# Start of Data for the task

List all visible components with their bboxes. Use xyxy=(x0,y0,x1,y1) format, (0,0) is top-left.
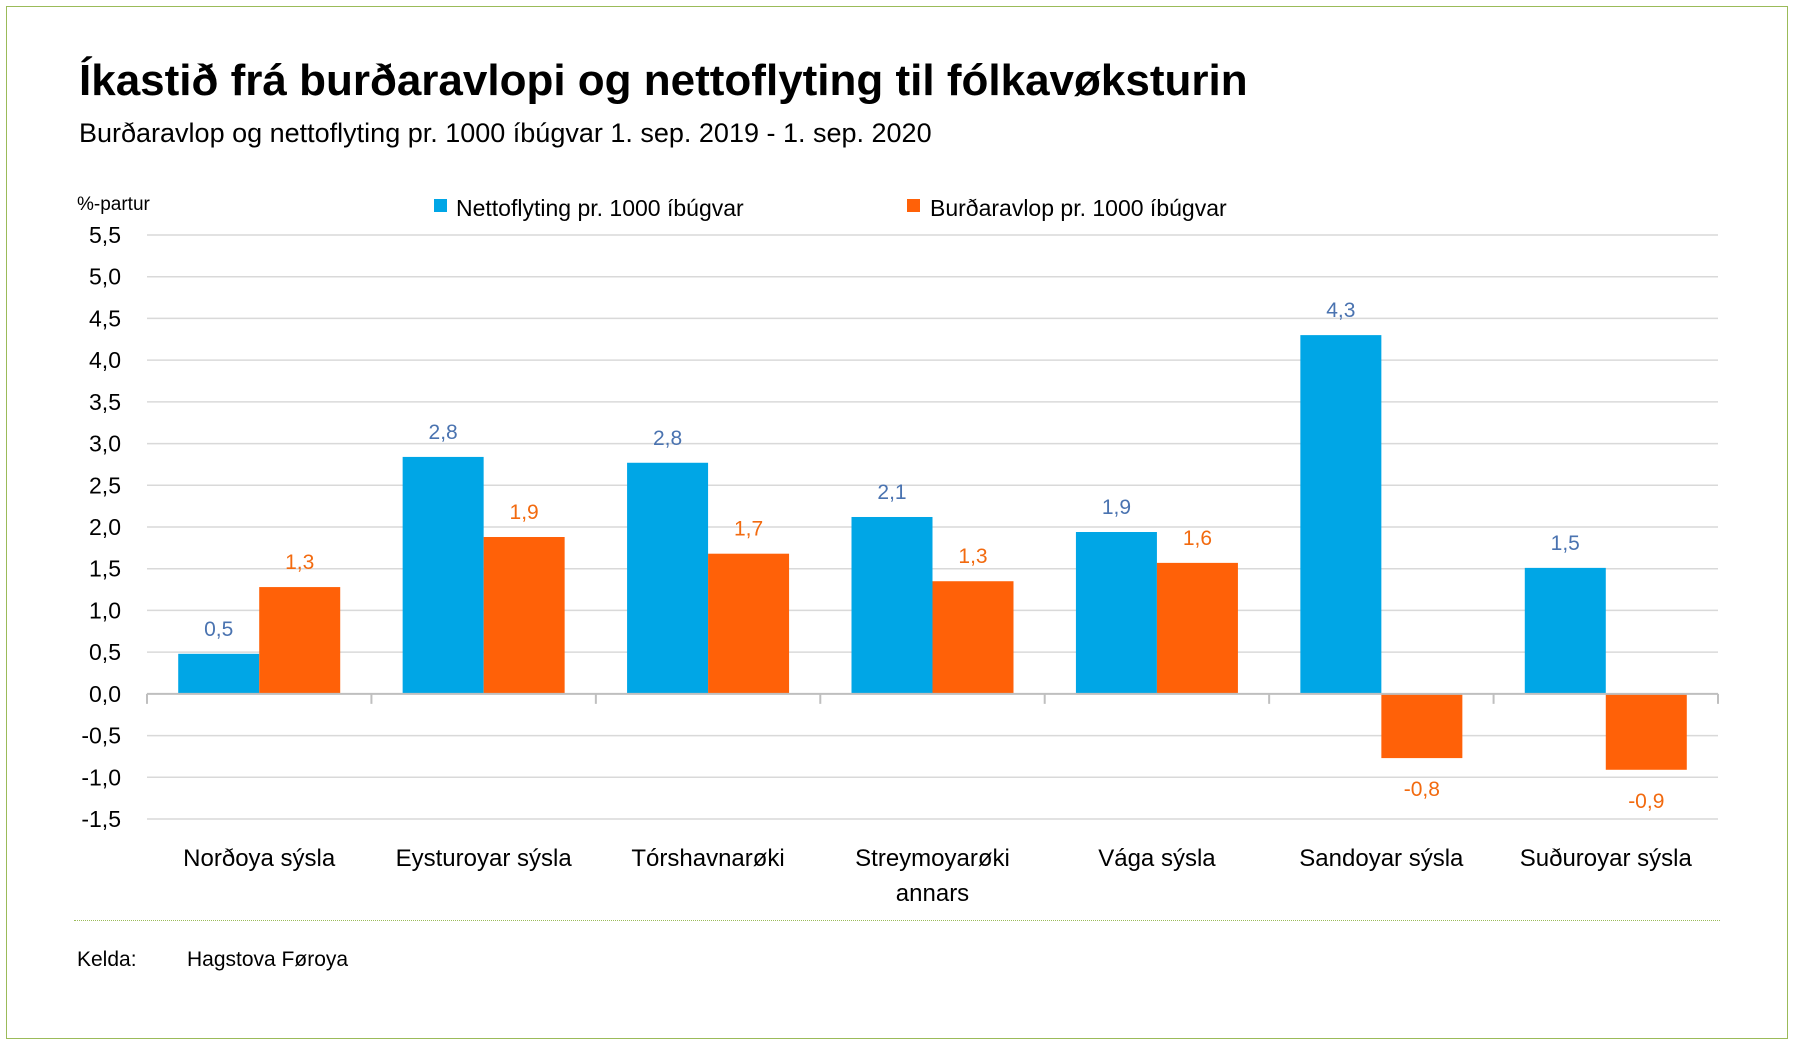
data-label: 2,8 xyxy=(653,427,682,450)
legend-label-burdaravlop: Burðaravlop pr. 1000 íbúgvar xyxy=(930,195,1227,221)
data-label: 2,8 xyxy=(429,421,458,444)
data-label: 1,6 xyxy=(1183,527,1212,550)
data-label: 1,9 xyxy=(1102,496,1131,519)
bar-series-0 xyxy=(627,462,709,694)
x-category-label: Suðuroyar sýsla xyxy=(1520,845,1693,872)
bar-series-0 xyxy=(178,653,260,694)
footer-divider xyxy=(74,920,1720,921)
bar-series-0 xyxy=(1075,532,1157,694)
data-label: -0,8 xyxy=(1404,778,1440,801)
data-label: 1,9 xyxy=(510,501,539,524)
y-tick-label: 5,0 xyxy=(89,264,121,290)
data-label: 1,7 xyxy=(734,518,763,541)
legend-label-nettoflyting: Nettoflyting pr. 1000 íbúgvar xyxy=(456,195,744,221)
x-category-label: Norðoya sýsla xyxy=(183,845,336,872)
data-label: 1,3 xyxy=(958,545,987,568)
x-category-label: annars xyxy=(896,880,969,907)
x-category-label: Vága sýsla xyxy=(1098,845,1216,872)
bar-series-0 xyxy=(1524,567,1606,694)
y-tick-label: 3,0 xyxy=(89,431,121,457)
y-tick-label: 0,5 xyxy=(89,639,121,665)
y-tick-label: -1,0 xyxy=(81,764,121,790)
y-tick-label: 2,0 xyxy=(89,514,121,540)
y-tick-label: 4,5 xyxy=(89,305,121,331)
bar-series-0 xyxy=(851,516,933,694)
x-category-label: Streymoyarøki xyxy=(855,845,1010,872)
y-tick-label: 0,0 xyxy=(89,681,121,707)
y-tick-label: 1,5 xyxy=(89,556,121,582)
legend-swatch-nettoflyting xyxy=(434,199,447,212)
bar-series-1 xyxy=(708,553,790,694)
data-labels: 0,5 2,8 2,8 2,1 1,9 4,3 1,5 1,3 1,9 1,7 1,3 1,6 -0,8… xyxy=(204,299,1664,813)
x-axis: Norðoya sýsla Eysturoyar sýsla Tórshavnarø… xyxy=(146,692,1719,907)
y-tick-label: -1,5 xyxy=(81,806,121,832)
chart-subtitle: Burðaravlop og nettoflyting pr. 1000 íbú… xyxy=(79,118,932,148)
y-tick-label: 3,5 xyxy=(89,389,121,415)
chart-title: Íkastið frá burðaravlopi og nettoflyting… xyxy=(79,56,1248,105)
x-category-label: Eysturoyar sýsla xyxy=(396,845,573,872)
data-label: 0,5 xyxy=(204,618,233,641)
source-label: Kelda: xyxy=(77,948,137,971)
source-value: Hagstova Føroya xyxy=(187,948,349,971)
y-tick-label: 1,0 xyxy=(89,597,121,623)
bar-series-1 xyxy=(483,537,565,694)
data-label: -0,9 xyxy=(1628,790,1664,813)
x-category-label: Sandoyar sýsla xyxy=(1299,845,1464,872)
bar-series-1 xyxy=(1156,562,1238,694)
legend-swatch-burdaravlop xyxy=(907,199,920,212)
data-label: 1,3 xyxy=(285,551,314,574)
y-tick-label: -0,5 xyxy=(81,723,121,749)
data-label: 4,3 xyxy=(1326,299,1355,322)
bars xyxy=(178,335,1687,770)
data-label: 2,1 xyxy=(877,481,906,504)
y-axis-title: %-partur xyxy=(77,194,151,215)
y-tick-label: 2,5 xyxy=(89,472,121,498)
bar-series-1 xyxy=(932,581,1014,694)
data-label: 1,5 xyxy=(1551,532,1580,555)
bar-series-0 xyxy=(1300,335,1382,694)
bar-series-0 xyxy=(402,456,484,694)
y-tick-label: 4,0 xyxy=(89,347,121,373)
bar-series-1 xyxy=(1381,693,1463,759)
x-category-label: Tórshavnarøki xyxy=(631,845,784,872)
legend: Nettoflyting pr. 1000 íbúgvar Burðaravlo… xyxy=(434,195,1227,221)
y-axis-ticks: -1,5 -1,0 -0,5 0,0 0,5 1,0 1,5 2,0 2,5 3,0 3,5 4,0 4… xyxy=(81,222,121,832)
bar-series-1 xyxy=(259,587,341,694)
bar-series-1 xyxy=(1605,693,1687,770)
y-tick-label: 5,5 xyxy=(89,222,121,248)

# End of Data for the task

[Exercise directions]: Copy out all of the material above, replacing every "bar-series-1" with "bar-series-B" and leaving everything else unchanged, but omit the picture.

[Response for this exercise]:
List all visible components with their bboxes. Use xyxy=(x0,y0,x1,y1) format, (0,0) is top-left.
data-label: 2,8 xyxy=(653,427,682,450)
legend-label-burdaravlop: Burðaravlop pr. 1000 íbúgvar xyxy=(930,195,1227,221)
data-label: 2,8 xyxy=(429,421,458,444)
data-label: 1,6 xyxy=(1183,527,1212,550)
data-label: 1,9 xyxy=(1102,496,1131,519)
bar-series-0 xyxy=(627,462,709,694)
x-category-label: Suðuroyar sýsla xyxy=(1520,845,1693,872)
bar-series-0 xyxy=(178,653,260,694)
footer-divider xyxy=(74,920,1720,921)
bar-series-0 xyxy=(1075,532,1157,694)
data-label: -0,8 xyxy=(1404,778,1440,801)
data-label: 1,9 xyxy=(510,501,539,524)
y-tick-label: 5,0 xyxy=(89,264,121,290)
data-label: 1,7 xyxy=(734,518,763,541)
legend-label-nettoflyting: Nettoflyting pr. 1000 íbúgvar xyxy=(456,195,744,221)
x-category-label: Norðoya sýsla xyxy=(183,845,336,872)
data-label: 1,3 xyxy=(958,545,987,568)
x-category-label: annars xyxy=(896,880,969,907)
x-category-label: Vága sýsla xyxy=(1098,845,1216,872)
bar-series-0 xyxy=(1524,567,1606,694)
y-tick-label: 3,0 xyxy=(89,431,121,457)
y-tick-label: 0,5 xyxy=(89,639,121,665)
y-tick-label: -1,0 xyxy=(81,764,121,790)
y-tick-label: 2,0 xyxy=(89,514,121,540)
y-tick-label: 4,5 xyxy=(89,305,121,331)
bar-series-0 xyxy=(851,516,933,694)
x-category-label: Streymoyarøki xyxy=(855,845,1010,872)
y-tick-label: 0,0 xyxy=(89,681,121,707)
y-tick-label: 1,5 xyxy=(89,556,121,582)
legend-swatch-nettoflyting xyxy=(434,199,447,212)
bar-series-B xyxy=(708,553,790,694)
data-labels: 0,5 2,8 2,8 2,1 1,9 4,3 1,5 1,3 1,9 1,7 1,3 1,6 -0,8… xyxy=(204,299,1664,813)
x-axis: Norðoya sýsla Eysturoyar sýsla Tórshavnarø… xyxy=(146,692,1719,907)
y-tick-label: -1,5 xyxy=(81,806,121,832)
chart-subtitle: Burðaravlop og nettoflyting pr. 1000 íbú… xyxy=(79,118,932,148)
y-tick-label: 3,5 xyxy=(89,389,121,415)
chart-title: Íkastið frá burðaravlopi og nettoflyting… xyxy=(79,56,1248,105)
x-category-label: Eysturoyar sýsla xyxy=(396,845,573,872)
data-label: 0,5 xyxy=(204,618,233,641)
source-label: Kelda: xyxy=(77,948,137,971)
source-value: Hagstova Føroya xyxy=(187,948,349,971)
y-tick-label: 1,0 xyxy=(89,597,121,623)
bar-series-B xyxy=(483,537,565,694)
data-label: -0,9 xyxy=(1628,790,1664,813)
x-category-label: Sandoyar sýsla xyxy=(1299,845,1464,872)
bar-series-B xyxy=(1156,562,1238,694)
legend-swatch-burdaravlop xyxy=(907,199,920,212)
data-label: 1,3 xyxy=(285,551,314,574)
y-tick-label: -0,5 xyxy=(81,723,121,749)
data-label: 4,3 xyxy=(1326,299,1355,322)
bars xyxy=(178,335,1687,770)
data-label: 2,1 xyxy=(877,481,906,504)
y-axis-title: %-partur xyxy=(77,194,151,215)
y-tick-label: 2,5 xyxy=(89,472,121,498)
bar-series-B xyxy=(932,581,1014,694)
data-label: 1,5 xyxy=(1551,532,1580,555)
bar-series-0 xyxy=(1300,335,1382,694)
bar-series-0 xyxy=(402,456,484,694)
y-tick-label: 4,0 xyxy=(89,347,121,373)
bar-series-B xyxy=(1381,693,1463,759)
x-category-label: Tórshavnarøki xyxy=(631,845,784,872)
legend: Nettoflyting pr. 1000 íbúgvar Burðaravlo… xyxy=(434,195,1227,221)
y-axis-ticks: -1,5 -1,0 -0,5 0,0 0,5 1,0 1,5 2,0 2,5 3,0 3,5 4,0 4… xyxy=(81,222,121,832)
bar-series-B xyxy=(259,587,341,694)
bar-series-B xyxy=(1605,693,1687,770)
y-tick-label: 5,5 xyxy=(89,222,121,248)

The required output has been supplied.